▶ _GOAL OF THE EXERCISE_
Print all entries word for word.

BEGIN SUPPLIED RECORDS

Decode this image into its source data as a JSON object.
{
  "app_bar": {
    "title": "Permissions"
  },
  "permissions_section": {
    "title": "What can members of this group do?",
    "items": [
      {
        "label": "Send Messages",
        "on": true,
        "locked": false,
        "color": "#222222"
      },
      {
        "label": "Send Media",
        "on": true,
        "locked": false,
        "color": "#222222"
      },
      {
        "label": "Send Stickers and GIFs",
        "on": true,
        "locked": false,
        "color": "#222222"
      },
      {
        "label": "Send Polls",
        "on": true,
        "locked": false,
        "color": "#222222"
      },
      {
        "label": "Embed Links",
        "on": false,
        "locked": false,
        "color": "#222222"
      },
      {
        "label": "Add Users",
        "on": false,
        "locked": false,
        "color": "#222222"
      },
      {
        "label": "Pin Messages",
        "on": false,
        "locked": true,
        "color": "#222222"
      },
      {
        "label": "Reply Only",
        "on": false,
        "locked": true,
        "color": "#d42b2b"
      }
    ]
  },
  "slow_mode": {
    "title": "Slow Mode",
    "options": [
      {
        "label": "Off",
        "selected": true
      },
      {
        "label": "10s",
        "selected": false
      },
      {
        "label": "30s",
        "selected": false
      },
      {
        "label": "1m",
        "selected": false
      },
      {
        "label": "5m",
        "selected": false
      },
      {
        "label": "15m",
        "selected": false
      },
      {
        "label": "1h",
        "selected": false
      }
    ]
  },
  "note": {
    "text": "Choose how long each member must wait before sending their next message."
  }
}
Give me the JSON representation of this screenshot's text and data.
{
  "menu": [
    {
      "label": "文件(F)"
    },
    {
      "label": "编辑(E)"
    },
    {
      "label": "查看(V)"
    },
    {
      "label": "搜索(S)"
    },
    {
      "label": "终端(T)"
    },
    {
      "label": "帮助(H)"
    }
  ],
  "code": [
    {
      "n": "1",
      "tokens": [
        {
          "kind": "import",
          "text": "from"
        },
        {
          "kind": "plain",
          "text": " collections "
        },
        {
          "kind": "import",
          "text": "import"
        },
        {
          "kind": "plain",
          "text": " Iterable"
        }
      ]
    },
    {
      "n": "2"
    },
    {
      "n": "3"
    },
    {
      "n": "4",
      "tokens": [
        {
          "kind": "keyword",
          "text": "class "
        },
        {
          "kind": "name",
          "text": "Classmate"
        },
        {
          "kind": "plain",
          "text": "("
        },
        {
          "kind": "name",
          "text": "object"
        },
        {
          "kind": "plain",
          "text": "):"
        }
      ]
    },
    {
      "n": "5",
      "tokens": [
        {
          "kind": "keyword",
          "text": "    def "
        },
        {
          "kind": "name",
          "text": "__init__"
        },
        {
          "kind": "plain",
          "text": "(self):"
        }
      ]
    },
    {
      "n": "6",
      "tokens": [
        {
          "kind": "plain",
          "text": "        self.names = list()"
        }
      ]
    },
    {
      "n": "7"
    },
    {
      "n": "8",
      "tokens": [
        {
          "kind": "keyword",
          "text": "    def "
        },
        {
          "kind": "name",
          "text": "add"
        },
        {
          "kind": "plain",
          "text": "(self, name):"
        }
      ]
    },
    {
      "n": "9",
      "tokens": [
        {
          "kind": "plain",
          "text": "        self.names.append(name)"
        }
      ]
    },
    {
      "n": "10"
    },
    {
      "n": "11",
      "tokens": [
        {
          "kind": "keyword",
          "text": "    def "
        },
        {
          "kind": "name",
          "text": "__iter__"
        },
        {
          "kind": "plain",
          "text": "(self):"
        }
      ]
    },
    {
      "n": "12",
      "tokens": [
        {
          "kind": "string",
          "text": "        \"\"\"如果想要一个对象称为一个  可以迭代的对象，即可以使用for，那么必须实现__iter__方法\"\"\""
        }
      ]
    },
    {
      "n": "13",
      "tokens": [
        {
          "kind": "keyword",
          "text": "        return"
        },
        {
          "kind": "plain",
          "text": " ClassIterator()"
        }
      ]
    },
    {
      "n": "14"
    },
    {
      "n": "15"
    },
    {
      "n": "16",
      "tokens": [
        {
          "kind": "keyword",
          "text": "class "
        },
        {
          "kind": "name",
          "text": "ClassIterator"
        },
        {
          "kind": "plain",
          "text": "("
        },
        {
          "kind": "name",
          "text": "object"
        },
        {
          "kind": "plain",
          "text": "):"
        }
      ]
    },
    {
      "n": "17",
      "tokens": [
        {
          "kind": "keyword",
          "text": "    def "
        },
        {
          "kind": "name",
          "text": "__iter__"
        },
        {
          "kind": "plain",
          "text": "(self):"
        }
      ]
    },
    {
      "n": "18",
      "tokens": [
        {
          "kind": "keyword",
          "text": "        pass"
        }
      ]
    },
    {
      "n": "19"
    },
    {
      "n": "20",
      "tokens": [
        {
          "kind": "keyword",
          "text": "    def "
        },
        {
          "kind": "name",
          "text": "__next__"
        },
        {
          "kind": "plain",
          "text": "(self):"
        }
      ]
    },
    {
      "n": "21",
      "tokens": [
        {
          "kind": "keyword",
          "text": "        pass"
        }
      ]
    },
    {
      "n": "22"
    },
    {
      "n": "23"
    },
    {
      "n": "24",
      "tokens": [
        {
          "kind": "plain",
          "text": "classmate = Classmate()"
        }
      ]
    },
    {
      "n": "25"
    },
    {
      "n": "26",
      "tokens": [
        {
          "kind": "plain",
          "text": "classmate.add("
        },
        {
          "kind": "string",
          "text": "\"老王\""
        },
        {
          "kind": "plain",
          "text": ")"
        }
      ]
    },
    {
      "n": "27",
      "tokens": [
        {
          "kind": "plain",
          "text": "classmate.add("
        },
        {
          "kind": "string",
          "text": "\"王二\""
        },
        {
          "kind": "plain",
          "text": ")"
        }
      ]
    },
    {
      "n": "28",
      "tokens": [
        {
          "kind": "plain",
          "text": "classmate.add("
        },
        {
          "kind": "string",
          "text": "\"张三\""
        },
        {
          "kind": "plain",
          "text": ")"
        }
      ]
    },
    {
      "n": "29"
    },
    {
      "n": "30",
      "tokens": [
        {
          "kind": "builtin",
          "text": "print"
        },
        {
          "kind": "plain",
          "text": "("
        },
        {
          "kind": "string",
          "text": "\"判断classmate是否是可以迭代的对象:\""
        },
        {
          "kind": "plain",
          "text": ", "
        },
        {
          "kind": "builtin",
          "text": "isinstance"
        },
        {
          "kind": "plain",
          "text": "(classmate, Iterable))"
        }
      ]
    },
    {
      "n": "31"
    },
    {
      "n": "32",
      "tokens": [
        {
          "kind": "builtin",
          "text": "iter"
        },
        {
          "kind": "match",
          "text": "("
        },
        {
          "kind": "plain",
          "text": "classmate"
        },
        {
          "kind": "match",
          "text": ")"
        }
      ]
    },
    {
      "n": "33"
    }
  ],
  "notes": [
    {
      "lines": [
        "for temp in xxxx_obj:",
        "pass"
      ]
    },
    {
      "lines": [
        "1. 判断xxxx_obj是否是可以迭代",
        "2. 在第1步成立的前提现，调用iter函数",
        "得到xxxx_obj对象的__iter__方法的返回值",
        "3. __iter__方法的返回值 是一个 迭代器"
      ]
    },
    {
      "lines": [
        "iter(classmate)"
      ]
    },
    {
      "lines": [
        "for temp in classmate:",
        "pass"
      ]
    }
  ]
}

END SUPPLIED RECORDS

▶ _RESULT OF THIS TASK_
Decode this image into its source data as a JSON object.
{
  "app_bar": {
    "title": "Permissions"
  },
  "permissions_section": {
    "title": "What can members of this group do?",
    "items": [
      {
        "label": "Send Messages",
        "on": true,
        "locked": false,
        "color": "#222222"
      },
      {
        "label": "Send Media",
        "on": true,
        "locked": false,
        "color": "#222222"
      },
      {
        "label": "Send Stickers and GIFs",
        "on": true,
        "locked": false,
        "color": "#222222"
      },
      {
        "label": "Send Polls",
        "on": true,
        "locked": false,
        "color": "#222222"
      },
      {
        "label": "Embed Links",
        "on": false,
        "locked": false,
        "color": "#222222"
      },
      {
        "label": "Add Users",
        "on": false,
        "locked": false,
        "color": "#222222"
      },
      {
        "label": "Pin Messages",
        "on": false,
        "locked": true,
        "color": "#222222"
      },
      {
        "label": "Reply Only",
        "on": false,
        "locked": true,
        "color": "#d42b2b"
      }
    ]
  },
  "slow_mode": {
    "title": "Slow Mode",
    "options": [
      {
        "label": "Off",
        "selected": true
      },
      {
        "label": "10s",
        "selected": false
      },
      {
        "label": "30s",
        "selected": false
      },
      {
        "label": "1m",
        "selected": false
      },
      {
        "label": "5m",
        "selected": false
      },
      {
        "label": "15m",
        "selected": false
      },
      {
        "label": "1h",
        "selected": false
      }
    ]
  },
  "note": {
    "text": "Choose how long each member must wait before sending their next message."
  }
}
Give me the JSON representation of this screenshot's text and data.
{
  "menu": [
    {
      "label": "文件(F)"
    },
    {
      "label": "编辑(E)"
    },
    {
      "label": "查看(V)"
    },
    {
      "label": "搜索(S)"
    },
    {
      "label": "终端(T)"
    },
    {
      "label": "帮助(H)"
    }
  ],
  "code": [
    {
      "n": "1",
      "tokens": [
        {
          "kind": "import",
          "text": "from"
        },
        {
          "kind": "plain",
          "text": " collections "
        },
        {
          "kind": "import",
          "text": "import"
        },
        {
          "kind": "plain",
          "text": " Iterable"
        }
      ]
    },
    {
      "n": "2"
    },
    {
      "n": "3"
    },
    {
      "n": "4",
      "tokens": [
        {
          "kind": "keyword",
          "text": "class "
        },
        {
          "kind": "name",
          "text": "Classmate"
        },
        {
          "kind": "plain",
          "text": "("
        },
        {
          "kind": "name",
          "text": "object"
        },
        {
          "kind": "plain",
          "text": "):"
        }
      ]
    },
    {
      "n": "5",
      "tokens": [
        {
          "kind": "keyword",
          "text": "    def "
        },
        {
          "kind": "name",
          "text": "__init__"
        },
        {
          "kind": "plain",
          "text": "(self):"
        }
      ]
    },
    {
      "n": "6",
      "tokens": [
        {
          "kind": "plain",
          "text": "        self.names = list()"
        }
      ]
    },
    {
      "n": "7"
    },
    {
      "n": "8",
      "tokens": [
        {
          "kind": "keyword",
          "text": "    def "
        },
        {
          "kind": "name",
          "text": "add"
        },
        {
          "kind": "plain",
          "text": "(self, name):"
        }
      ]
    },
    {
      "n": "9",
      "tokens": [
        {
          "kind": "plain",
          "text": "        self.names.append(name)"
        }
      ]
    },
    {
      "n": "10"
    },
    {
      "n": "11",
      "tokens": [
        {
          "kind": "keyword",
          "text": "    def "
        },
        {
          "kind": "name",
          "text": "__iter__"
        },
        {
          "kind": "plain",
          "text": "(self):"
        }
      ]
    },
    {
      "n": "12",
      "tokens": [
        {
          "kind": "string",
          "text": "        \"\"\"如果想要一个对象称为一个  可以迭代的对象，即可以使用for，那么必须实现__iter__方法\"\"\""
        }
      ]
    },
    {
      "n": "13",
      "tokens": [
        {
          "kind": "keyword",
          "text": "        return"
        },
        {
          "kind": "plain",
          "text": " ClassIterator()"
        }
      ]
    },
    {
      "n": "14"
    },
    {
      "n": "15"
    },
    {
      "n": "16",
      "tokens": [
        {
          "kind": "keyword",
          "text": "class "
        },
        {
          "kind": "name",
          "text": "ClassIterator"
        },
        {
          "kind": "plain",
          "text": "("
        },
        {
          "kind": "name",
          "text": "object"
        },
        {
          "kind": "plain",
          "text": "):"
        }
      ]
    },
    {
      "n": "17",
      "tokens": [
        {
          "kind": "keyword",
          "text": "    def "
        },
        {
          "kind": "name",
          "text": "__iter__"
        },
        {
          "kind": "plain",
          "text": "(self):"
        }
      ]
    },
    {
      "n": "18",
      "tokens": [
        {
          "kind": "keyword",
          "text": "        pass"
        }
      ]
    },
    {
      "n": "19"
    },
    {
      "n": "20",
      "tokens": [
        {
          "kind": "keyword",
          "text": "    def "
        },
        {
          "kind": "name",
          "text": "__next__"
        },
        {
          "kind": "plain",
          "text": "(self):"
        }
      ]
    },
    {
      "n": "21",
      "tokens": [
        {
          "kind": "keyword",
          "text": "        pass"
        }
      ]
    },
    {
      "n": "22"
    },
    {
      "n": "23"
    },
    {
      "n": "24",
      "tokens": [
        {
          "kind": "plain",
          "text": "classmate = Classmate()"
        }
      ]
    },
    {
      "n": "25"
    },
    {
      "n": "26",
      "tokens": [
        {
          "kind": "plain",
          "text": "classmate.add("
        },
        {
          "kind": "string",
          "text": "\"老王\""
        },
        {
          "kind": "plain",
          "text": ")"
        }
      ]
    },
    {
      "n": "27",
      "tokens": [
        {
          "kind": "plain",
          "text": "classmate.add("
        },
        {
          "kind": "string",
          "text": "\"王二\""
        },
        {
          "kind": "plain",
          "text": ")"
        }
      ]
    },
    {
      "n": "28",
      "tokens": [
        {
          "kind": "plain",
          "text": "classmate.add("
        },
        {
          "kind": "string",
          "text": "\"张三\""
        },
        {
          "kind": "plain",
          "text": ")"
        }
      ]
    },
    {
      "n": "29"
    },
    {
      "n": "30",
      "tokens": [
        {
          "kind": "builtin",
          "text": "print"
        },
        {
          "kind": "plain",
          "text": "("
        },
        {
          "kind": "string",
          "text": "\"判断classmate是否是可以迭代的对象:\""
        },
        {
          "kind": "plain",
          "text": ", "
        },
        {
          "kind": "builtin",
          "text": "isinstance"
        },
        {
          "kind": "plain",
          "text": "(classmate, Iterable))"
        }
      ]
    },
    {
      "n": "31"
    },
    {
      "n": "32",
      "tokens": [
        {
          "kind": "builtin",
          "text": "iter"
        },
        {
          "kind": "match",
          "text": "("
        },
        {
          "kind": "plain",
          "text": "classmate"
        },
        {
          "kind": "match",
          "text": ")"
        }
      ]
    },
    {
      "n": "33"
    }
  ],
  "notes": [
    {
      "lines": [
        "for temp in xxxx_obj:",
        "pass"
      ]
    },
    {
      "lines": [
        "1. 判断xxxx_obj是否是可以迭代",
        "2. 在第1步成立的前提现，调用iter函数",
        "得到xxxx_obj对象的__iter__方法的返回值",
        "3. __iter__方法的返回值 是一个 迭代器"
      ]
    },
    {
      "lines": [
        "iter(classmate)"
      ]
    },
    {
      "lines": [
        "for temp in classmate:",
        "pass"
      ]
    }
  ]
}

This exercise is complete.